Look for "intercept" in the listing below. Gather each line that contains it.

## Start Provided material

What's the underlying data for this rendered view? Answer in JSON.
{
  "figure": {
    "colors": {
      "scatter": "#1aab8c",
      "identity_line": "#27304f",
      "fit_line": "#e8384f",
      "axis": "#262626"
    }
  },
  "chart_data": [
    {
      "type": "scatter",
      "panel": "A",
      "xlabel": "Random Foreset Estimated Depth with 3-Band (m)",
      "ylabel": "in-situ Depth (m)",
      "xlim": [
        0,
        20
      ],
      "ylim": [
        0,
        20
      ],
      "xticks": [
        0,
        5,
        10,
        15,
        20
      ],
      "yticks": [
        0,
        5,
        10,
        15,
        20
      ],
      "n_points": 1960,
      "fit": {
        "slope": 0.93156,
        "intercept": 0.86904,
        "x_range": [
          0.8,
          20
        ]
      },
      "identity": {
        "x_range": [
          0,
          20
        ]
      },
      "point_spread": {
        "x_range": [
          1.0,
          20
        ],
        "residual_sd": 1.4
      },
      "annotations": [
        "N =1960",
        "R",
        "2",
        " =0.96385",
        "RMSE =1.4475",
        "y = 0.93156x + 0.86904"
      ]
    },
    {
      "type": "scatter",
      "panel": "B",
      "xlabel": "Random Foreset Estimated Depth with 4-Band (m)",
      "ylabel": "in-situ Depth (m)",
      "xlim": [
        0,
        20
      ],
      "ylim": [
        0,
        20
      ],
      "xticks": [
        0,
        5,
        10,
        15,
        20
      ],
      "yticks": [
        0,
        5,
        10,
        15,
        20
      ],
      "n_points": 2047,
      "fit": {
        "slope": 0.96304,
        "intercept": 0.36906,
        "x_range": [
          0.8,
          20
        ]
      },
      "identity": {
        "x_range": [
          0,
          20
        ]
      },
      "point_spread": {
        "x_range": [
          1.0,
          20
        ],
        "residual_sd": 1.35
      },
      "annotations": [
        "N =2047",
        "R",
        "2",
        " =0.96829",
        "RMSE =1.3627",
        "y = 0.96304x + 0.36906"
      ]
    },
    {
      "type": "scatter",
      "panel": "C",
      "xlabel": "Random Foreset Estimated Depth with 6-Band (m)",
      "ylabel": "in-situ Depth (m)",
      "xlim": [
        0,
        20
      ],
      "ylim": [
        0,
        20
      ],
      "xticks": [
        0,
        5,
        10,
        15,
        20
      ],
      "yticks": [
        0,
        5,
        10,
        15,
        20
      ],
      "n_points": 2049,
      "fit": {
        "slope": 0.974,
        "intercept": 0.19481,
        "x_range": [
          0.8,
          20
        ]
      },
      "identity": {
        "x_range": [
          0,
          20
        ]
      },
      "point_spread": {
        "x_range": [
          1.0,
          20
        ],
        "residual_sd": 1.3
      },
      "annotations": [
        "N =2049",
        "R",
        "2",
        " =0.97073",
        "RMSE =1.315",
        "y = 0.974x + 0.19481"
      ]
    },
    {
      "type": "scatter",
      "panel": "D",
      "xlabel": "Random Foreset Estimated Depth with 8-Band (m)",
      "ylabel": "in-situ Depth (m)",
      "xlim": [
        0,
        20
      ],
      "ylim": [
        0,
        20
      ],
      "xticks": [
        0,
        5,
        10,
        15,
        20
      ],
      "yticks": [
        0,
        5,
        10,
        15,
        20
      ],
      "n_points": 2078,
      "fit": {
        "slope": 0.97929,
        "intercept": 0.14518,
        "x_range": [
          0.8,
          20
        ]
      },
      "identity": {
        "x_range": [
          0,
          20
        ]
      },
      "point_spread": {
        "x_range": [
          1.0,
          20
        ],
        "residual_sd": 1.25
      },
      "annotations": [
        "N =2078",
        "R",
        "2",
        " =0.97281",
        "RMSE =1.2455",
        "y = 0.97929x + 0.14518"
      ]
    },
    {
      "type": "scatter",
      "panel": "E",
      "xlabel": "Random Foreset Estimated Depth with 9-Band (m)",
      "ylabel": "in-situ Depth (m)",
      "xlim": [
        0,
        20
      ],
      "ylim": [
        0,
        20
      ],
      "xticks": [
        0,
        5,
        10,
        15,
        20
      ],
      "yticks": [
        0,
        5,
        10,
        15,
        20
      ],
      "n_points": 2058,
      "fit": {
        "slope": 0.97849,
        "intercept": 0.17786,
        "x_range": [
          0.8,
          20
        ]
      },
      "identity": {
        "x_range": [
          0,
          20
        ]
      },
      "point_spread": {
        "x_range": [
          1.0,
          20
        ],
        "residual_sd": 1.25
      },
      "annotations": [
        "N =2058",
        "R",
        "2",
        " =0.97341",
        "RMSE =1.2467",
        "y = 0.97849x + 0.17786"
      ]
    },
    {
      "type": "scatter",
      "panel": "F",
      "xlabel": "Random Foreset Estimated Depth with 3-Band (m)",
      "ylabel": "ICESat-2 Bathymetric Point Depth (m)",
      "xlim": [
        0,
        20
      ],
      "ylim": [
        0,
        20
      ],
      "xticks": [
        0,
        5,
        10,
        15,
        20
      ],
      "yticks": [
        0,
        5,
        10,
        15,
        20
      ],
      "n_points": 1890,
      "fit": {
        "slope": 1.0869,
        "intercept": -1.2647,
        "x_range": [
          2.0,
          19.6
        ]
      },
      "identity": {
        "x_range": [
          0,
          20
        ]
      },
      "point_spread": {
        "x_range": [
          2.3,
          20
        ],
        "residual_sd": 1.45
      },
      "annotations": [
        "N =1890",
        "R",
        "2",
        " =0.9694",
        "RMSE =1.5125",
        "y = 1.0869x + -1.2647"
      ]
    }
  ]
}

## End Provided material

== Final result ==
        "intercept": 0.86904,
        "intercept": 0.36906,
        "intercept": 0.19481,
        "intercept": 0.14518,
        "intercept": 0.17786,
        "intercept": -1.2647,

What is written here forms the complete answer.